## INSTRUCTIONS FOR THE TASK
Set down the full listing exactly, character for character.

## LISTED RECORDS
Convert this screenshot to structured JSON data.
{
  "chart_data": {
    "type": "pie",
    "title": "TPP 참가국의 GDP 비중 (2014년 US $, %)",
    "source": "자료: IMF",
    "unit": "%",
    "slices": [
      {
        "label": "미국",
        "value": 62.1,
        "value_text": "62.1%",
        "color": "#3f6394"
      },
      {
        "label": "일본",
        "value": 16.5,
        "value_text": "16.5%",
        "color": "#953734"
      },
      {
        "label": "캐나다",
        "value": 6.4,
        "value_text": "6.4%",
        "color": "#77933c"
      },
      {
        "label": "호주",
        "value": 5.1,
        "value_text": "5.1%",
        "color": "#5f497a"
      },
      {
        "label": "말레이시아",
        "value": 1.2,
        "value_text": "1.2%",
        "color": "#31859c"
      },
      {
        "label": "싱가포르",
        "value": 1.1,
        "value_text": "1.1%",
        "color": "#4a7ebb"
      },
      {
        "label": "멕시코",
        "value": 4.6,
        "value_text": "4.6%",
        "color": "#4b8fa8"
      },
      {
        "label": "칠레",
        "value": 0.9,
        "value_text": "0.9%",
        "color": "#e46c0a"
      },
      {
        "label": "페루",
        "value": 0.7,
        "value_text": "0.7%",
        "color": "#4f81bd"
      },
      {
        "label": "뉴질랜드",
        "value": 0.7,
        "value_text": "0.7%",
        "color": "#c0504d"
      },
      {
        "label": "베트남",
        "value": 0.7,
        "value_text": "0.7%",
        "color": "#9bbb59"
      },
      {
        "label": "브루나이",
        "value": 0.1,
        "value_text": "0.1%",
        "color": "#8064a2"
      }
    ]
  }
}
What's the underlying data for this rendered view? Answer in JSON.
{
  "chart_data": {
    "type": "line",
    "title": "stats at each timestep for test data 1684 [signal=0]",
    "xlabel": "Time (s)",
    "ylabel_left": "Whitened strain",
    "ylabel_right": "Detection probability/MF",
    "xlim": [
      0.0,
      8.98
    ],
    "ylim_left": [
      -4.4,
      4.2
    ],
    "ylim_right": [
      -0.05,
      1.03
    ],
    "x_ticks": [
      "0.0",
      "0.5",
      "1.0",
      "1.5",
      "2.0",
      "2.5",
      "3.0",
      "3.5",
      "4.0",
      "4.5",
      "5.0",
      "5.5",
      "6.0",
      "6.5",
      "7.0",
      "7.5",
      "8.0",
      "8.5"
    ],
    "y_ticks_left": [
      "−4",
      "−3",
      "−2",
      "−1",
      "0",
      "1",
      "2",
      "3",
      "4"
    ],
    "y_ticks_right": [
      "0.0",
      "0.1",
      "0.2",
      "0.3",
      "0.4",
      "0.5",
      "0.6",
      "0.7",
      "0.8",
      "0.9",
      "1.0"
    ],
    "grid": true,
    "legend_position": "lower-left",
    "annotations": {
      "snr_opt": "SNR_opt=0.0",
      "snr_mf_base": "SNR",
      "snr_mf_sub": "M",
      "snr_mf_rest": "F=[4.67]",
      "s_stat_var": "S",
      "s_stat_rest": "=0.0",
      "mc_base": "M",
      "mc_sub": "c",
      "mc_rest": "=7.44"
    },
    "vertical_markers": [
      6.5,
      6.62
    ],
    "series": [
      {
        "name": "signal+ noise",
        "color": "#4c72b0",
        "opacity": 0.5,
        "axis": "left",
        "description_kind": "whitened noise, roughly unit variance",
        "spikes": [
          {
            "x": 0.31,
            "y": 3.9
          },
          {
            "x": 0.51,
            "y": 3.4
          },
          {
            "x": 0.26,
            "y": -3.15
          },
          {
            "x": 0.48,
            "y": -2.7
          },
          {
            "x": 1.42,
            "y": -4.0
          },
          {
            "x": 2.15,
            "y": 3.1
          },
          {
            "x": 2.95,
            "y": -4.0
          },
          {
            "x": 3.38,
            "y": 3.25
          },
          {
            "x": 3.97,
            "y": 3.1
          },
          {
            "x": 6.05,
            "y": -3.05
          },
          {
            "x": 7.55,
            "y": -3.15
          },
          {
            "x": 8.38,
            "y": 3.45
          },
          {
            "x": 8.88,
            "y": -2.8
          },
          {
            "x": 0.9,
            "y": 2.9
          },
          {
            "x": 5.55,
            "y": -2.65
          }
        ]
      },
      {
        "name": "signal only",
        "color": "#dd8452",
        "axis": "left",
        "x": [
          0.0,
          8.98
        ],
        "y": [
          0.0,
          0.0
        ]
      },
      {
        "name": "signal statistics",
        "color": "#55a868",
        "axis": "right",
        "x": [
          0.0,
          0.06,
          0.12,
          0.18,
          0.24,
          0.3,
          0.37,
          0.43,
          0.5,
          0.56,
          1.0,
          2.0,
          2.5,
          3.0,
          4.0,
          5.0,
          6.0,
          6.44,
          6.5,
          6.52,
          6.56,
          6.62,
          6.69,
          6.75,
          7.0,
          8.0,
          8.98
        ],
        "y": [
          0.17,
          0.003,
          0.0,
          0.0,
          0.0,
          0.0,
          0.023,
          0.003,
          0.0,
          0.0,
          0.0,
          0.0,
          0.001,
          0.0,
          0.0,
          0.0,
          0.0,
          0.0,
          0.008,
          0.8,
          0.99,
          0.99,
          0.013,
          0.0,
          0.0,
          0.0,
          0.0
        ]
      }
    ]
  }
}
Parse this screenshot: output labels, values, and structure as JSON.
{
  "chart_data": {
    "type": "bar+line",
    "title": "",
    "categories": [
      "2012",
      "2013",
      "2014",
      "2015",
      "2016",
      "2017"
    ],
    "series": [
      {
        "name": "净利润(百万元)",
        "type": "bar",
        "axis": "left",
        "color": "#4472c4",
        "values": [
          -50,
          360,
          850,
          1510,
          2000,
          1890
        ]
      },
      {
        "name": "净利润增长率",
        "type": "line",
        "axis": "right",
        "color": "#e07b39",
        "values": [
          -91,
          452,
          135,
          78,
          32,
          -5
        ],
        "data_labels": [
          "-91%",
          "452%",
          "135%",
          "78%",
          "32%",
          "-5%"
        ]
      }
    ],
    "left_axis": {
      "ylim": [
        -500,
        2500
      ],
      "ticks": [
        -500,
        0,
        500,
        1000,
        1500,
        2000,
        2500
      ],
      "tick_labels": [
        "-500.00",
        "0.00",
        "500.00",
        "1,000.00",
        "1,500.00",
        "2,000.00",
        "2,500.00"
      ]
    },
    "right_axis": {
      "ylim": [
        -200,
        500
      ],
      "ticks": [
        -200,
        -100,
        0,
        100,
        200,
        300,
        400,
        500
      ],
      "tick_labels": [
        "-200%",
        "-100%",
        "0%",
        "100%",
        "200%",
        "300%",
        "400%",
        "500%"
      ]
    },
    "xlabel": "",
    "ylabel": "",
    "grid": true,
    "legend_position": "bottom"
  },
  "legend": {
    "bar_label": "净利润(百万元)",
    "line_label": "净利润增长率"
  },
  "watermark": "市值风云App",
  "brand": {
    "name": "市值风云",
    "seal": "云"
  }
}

## RIGHT ANSWER
Convert this screenshot to structured JSON data.
{
  "chart_data": {
    "type": "pie",
    "title": "TPP 참가국의 GDP 비중 (2014년 US $, %)",
    "source": "자료: IMF",
    "unit": "%",
    "slices": [
      {
        "label": "미국",
        "value": 62.1,
        "value_text": "62.1%",
        "color": "#3f6394"
      },
      {
        "label": "일본",
        "value": 16.5,
        "value_text": "16.5%",
        "color": "#953734"
      },
      {
        "label": "캐나다",
        "value": 6.4,
        "value_text": "6.4%",
        "color": "#77933c"
      },
      {
        "label": "호주",
        "value": 5.1,
        "value_text": "5.1%",
        "color": "#5f497a"
      },
      {
        "label": "말레이시아",
        "value": 1.2,
        "value_text": "1.2%",
        "color": "#31859c"
      },
      {
        "label": "싱가포르",
        "value": 1.1,
        "value_text": "1.1%",
        "color": "#4a7ebb"
      },
      {
        "label": "멕시코",
        "value": 4.6,
        "value_text": "4.6%",
        "color": "#4b8fa8"
      },
      {
        "label": "칠레",
        "value": 0.9,
        "value_text": "0.9%",
        "color": "#e46c0a"
      },
      {
        "label": "페루",
        "value": 0.7,
        "value_text": "0.7%",
        "color": "#4f81bd"
      },
      {
        "label": "뉴질랜드",
        "value": 0.7,
        "value_text": "0.7%",
        "color": "#c0504d"
      },
      {
        "label": "베트남",
        "value": 0.7,
        "value_text": "0.7%",
        "color": "#9bbb59"
      },
      {
        "label": "브루나이",
        "value": 0.1,
        "value_text": "0.1%",
        "color": "#8064a2"
      }
    ]
  }
}
What's the underlying data for this rendered view? Answer in JSON.
{
  "chart_data": {
    "type": "line",
    "title": "stats at each timestep for test data 1684 [signal=0]",
    "xlabel": "Time (s)",
    "ylabel_left": "Whitened strain",
    "ylabel_right": "Detection probability/MF",
    "xlim": [
      0.0,
      8.98
    ],
    "ylim_left": [
      -4.4,
      4.2
    ],
    "ylim_right": [
      -0.05,
      1.03
    ],
    "x_ticks": [
      "0.0",
      "0.5",
      "1.0",
      "1.5",
      "2.0",
      "2.5",
      "3.0",
      "3.5",
      "4.0",
      "4.5",
      "5.0",
      "5.5",
      "6.0",
      "6.5",
      "7.0",
      "7.5",
      "8.0",
      "8.5"
    ],
    "y_ticks_left": [
      "−4",
      "−3",
      "−2",
      "−1",
      "0",
      "1",
      "2",
      "3",
      "4"
    ],
    "y_ticks_right": [
      "0.0",
      "0.1",
      "0.2",
      "0.3",
      "0.4",
      "0.5",
      "0.6",
      "0.7",
      "0.8",
      "0.9",
      "1.0"
    ],
    "grid": true,
    "legend_position": "lower-left",
    "annotations": {
      "snr_opt": "SNR_opt=0.0",
      "snr_mf_base": "SNR",
      "snr_mf_sub": "M",
      "snr_mf_rest": "F=[4.67]",
      "s_stat_var": "S",
      "s_stat_rest": "=0.0",
      "mc_base": "M",
      "mc_sub": "c",
      "mc_rest": "=7.44"
    },
    "vertical_markers": [
      6.5,
      6.62
    ],
    "series": [
      {
        "name": "signal+ noise",
        "color": "#4c72b0",
        "opacity": 0.5,
        "axis": "left",
        "description_kind": "whitened noise, roughly unit variance",
        "spikes": [
          {
            "x": 0.31,
            "y": 3.9
          },
          {
            "x": 0.51,
            "y": 3.4
          },
          {
            "x": 0.26,
            "y": -3.15
          },
          {
            "x": 0.48,
            "y": -2.7
          },
          {
            "x": 1.42,
            "y": -4.0
          },
          {
            "x": 2.15,
            "y": 3.1
          },
          {
            "x": 2.95,
            "y": -4.0
          },
          {
            "x": 3.38,
            "y": 3.25
          },
          {
            "x": 3.97,
            "y": 3.1
          },
          {
            "x": 6.05,
            "y": -3.05
          },
          {
            "x": 7.55,
            "y": -3.15
          },
          {
            "x": 8.38,
            "y": 3.45
          },
          {
            "x": 8.88,
            "y": -2.8
          },
          {
            "x": 0.9,
            "y": 2.9
          },
          {
            "x": 5.55,
            "y": -2.65
          }
        ]
      },
      {
        "name": "signal only",
        "color": "#dd8452",
        "axis": "left",
        "x": [
          0.0,
          8.98
        ],
        "y": [
          0.0,
          0.0
        ]
      },
      {
        "name": "signal statistics",
        "color": "#55a868",
        "axis": "right",
        "x": [
          0.0,
          0.06,
          0.12,
          0.18,
          0.24,
          0.3,
          0.37,
          0.43,
          0.5,
          0.56,
          1.0,
          2.0,
          2.5,
          3.0,
          4.0,
          5.0,
          6.0,
          6.44,
          6.5,
          6.52,
          6.56,
          6.62,
          6.69,
          6.75,
          7.0,
          8.0,
          8.98
        ],
        "y": [
          0.17,
          0.003,
          0.0,
          0.0,
          0.0,
          0.0,
          0.023,
          0.003,
          0.0,
          0.0,
          0.0,
          0.0,
          0.001,
          0.0,
          0.0,
          0.0,
          0.0,
          0.0,
          0.008,
          0.8,
          0.99,
          0.99,
          0.013,
          0.0,
          0.0,
          0.0,
          0.0
        ]
      }
    ]
  }
}
Parse this screenshot: output labels, values, and structure as JSON.
{
  "chart_data": {
    "type": "bar+line",
    "title": "",
    "categories": [
      "2012",
      "2013",
      "2014",
      "2015",
      "2016",
      "2017"
    ],
    "series": [
      {
        "name": "净利润(百万元)",
        "type": "bar",
        "axis": "left",
        "color": "#4472c4",
        "values": [
          -50,
          360,
          850,
          1510,
          2000,
          1890
        ]
      },
      {
        "name": "净利润增长率",
        "type": "line",
        "axis": "right",
        "color": "#e07b39",
        "values": [
          -91,
          452,
          135,
          78,
          32,
          -5
        ],
        "data_labels": [
          "-91%",
          "452%",
          "135%",
          "78%",
          "32%",
          "-5%"
        ]
      }
    ],
    "left_axis": {
      "ylim": [
        -500,
        2500
      ],
      "ticks": [
        -500,
        0,
        500,
        1000,
        1500,
        2000,
        2500
      ],
      "tick_labels": [
        "-500.00",
        "0.00",
        "500.00",
        "1,000.00",
        "1,500.00",
        "2,000.00",
        "2,500.00"
      ]
    },
    "right_axis": {
      "ylim": [
        -200,
        500
      ],
      "ticks": [
        -200,
        -100,
        0,
        100,
        200,
        300,
        400,
        500
      ],
      "tick_labels": [
        "-200%",
        "-100%",
        "0%",
        "100%",
        "200%",
        "300%",
        "400%",
        "500%"
      ]
    },
    "xlabel": "",
    "ylabel": "",
    "grid": true,
    "legend_position": "bottom"
  },
  "legend": {
    "bar_label": "净利润(百万元)",
    "line_label": "净利润增长率"
  },
  "watermark": "市值风云App",
  "brand": {
    "name": "市值风云",
    "seal": "云"
  }
}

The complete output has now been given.